● Problem description: Each line of the listing that contains the word "near" is to be copied.

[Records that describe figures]
⟨
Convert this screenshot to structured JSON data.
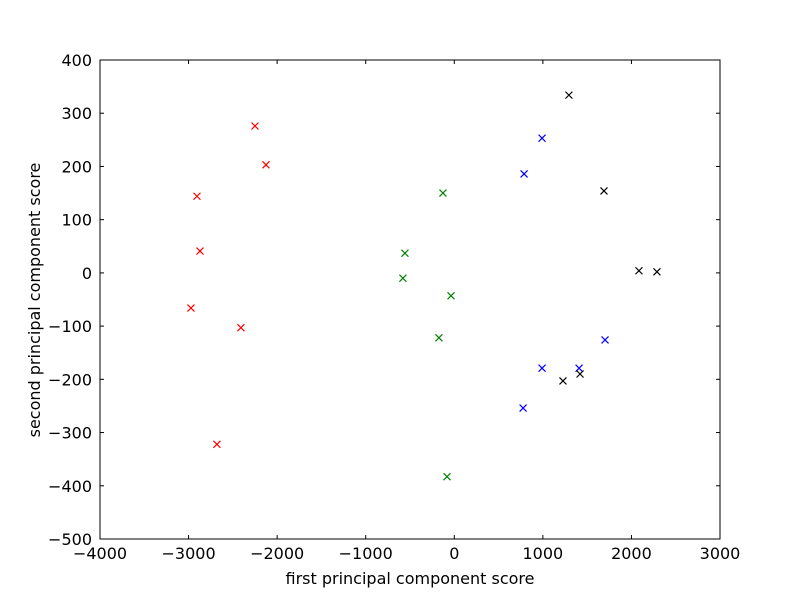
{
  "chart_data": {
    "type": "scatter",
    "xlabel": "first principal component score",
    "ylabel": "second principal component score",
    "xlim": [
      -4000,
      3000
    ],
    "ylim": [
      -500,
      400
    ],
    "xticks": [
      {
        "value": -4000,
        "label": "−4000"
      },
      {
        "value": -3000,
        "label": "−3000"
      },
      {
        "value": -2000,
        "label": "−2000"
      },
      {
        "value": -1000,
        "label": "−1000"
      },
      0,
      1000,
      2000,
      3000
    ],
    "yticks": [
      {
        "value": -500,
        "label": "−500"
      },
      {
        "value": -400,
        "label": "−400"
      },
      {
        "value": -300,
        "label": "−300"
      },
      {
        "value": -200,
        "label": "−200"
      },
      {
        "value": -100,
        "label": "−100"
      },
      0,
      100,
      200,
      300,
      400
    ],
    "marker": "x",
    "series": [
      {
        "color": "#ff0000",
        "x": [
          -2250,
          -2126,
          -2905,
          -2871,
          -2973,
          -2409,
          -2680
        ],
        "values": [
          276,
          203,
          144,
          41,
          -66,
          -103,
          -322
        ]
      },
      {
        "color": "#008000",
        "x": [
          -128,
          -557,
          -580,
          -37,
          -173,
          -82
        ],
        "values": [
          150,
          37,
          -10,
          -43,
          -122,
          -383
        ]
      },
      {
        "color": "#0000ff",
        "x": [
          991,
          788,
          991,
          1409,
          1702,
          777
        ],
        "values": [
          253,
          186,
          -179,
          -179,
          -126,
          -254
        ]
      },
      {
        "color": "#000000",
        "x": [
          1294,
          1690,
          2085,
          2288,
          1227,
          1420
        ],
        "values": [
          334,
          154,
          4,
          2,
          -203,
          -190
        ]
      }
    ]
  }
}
⟩
⟨
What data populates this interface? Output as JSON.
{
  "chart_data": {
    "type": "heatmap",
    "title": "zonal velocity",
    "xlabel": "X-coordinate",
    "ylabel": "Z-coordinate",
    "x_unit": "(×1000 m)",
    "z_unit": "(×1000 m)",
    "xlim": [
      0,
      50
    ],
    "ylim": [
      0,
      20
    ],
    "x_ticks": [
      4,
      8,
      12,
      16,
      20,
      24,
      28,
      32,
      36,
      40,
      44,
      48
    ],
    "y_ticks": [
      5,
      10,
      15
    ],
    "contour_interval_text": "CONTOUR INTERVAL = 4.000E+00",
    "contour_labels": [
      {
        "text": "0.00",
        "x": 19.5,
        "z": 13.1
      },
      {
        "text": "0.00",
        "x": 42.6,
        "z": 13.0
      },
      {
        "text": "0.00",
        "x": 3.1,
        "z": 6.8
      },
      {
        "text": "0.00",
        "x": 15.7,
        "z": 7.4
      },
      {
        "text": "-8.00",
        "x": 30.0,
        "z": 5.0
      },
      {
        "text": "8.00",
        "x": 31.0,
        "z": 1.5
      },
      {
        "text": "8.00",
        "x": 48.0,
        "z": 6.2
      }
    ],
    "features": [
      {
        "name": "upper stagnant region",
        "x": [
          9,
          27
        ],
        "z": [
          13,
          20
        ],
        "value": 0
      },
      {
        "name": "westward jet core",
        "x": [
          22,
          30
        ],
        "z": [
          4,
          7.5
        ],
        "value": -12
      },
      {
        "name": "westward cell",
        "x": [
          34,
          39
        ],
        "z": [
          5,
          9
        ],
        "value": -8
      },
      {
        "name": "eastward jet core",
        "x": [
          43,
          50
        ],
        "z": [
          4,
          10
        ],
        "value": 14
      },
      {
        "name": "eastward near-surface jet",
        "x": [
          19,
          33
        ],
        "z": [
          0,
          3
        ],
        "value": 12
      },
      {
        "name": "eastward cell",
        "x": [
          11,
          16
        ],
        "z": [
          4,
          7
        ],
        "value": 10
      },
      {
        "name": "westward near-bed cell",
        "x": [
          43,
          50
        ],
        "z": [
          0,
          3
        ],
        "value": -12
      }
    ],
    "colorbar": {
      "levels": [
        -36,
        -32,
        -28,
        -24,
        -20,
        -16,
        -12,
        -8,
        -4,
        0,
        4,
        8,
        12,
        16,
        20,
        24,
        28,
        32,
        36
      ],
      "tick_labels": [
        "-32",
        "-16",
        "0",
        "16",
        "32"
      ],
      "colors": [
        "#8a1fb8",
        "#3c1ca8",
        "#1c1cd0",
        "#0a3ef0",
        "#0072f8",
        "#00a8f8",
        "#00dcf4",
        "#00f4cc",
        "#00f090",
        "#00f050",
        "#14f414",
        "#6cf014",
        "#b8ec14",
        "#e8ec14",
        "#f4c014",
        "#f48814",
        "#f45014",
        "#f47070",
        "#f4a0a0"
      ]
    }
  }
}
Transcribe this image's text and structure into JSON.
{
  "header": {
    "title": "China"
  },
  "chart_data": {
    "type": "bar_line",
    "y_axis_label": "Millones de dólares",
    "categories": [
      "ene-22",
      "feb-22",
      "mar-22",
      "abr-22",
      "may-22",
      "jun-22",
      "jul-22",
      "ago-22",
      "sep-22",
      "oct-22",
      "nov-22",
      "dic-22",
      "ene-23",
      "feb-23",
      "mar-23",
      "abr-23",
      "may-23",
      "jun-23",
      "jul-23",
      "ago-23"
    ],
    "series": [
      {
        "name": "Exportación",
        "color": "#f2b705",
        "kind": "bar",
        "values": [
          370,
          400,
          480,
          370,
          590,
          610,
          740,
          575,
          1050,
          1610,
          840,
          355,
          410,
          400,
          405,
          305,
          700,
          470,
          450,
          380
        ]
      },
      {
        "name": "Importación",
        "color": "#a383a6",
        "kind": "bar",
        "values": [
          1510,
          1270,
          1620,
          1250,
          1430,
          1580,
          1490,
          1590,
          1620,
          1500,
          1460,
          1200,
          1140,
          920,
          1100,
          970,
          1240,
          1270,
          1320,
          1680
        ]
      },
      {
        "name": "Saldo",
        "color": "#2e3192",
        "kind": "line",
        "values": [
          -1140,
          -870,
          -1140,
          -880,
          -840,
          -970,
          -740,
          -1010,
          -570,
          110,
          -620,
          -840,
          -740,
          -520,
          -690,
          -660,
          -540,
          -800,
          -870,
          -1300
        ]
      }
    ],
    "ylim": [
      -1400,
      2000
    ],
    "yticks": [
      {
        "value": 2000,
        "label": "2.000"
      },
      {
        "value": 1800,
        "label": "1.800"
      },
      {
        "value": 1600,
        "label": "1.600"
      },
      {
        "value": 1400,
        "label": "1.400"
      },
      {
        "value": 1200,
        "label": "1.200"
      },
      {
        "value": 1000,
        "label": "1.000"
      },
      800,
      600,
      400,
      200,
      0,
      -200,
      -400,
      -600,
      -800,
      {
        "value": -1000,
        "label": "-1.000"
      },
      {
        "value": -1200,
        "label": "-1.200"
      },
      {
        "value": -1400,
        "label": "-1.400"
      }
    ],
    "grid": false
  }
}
⟩
● Solution to this problem:
        "name": "eastward near-surface jet",
        "name": "westward near-bed cell",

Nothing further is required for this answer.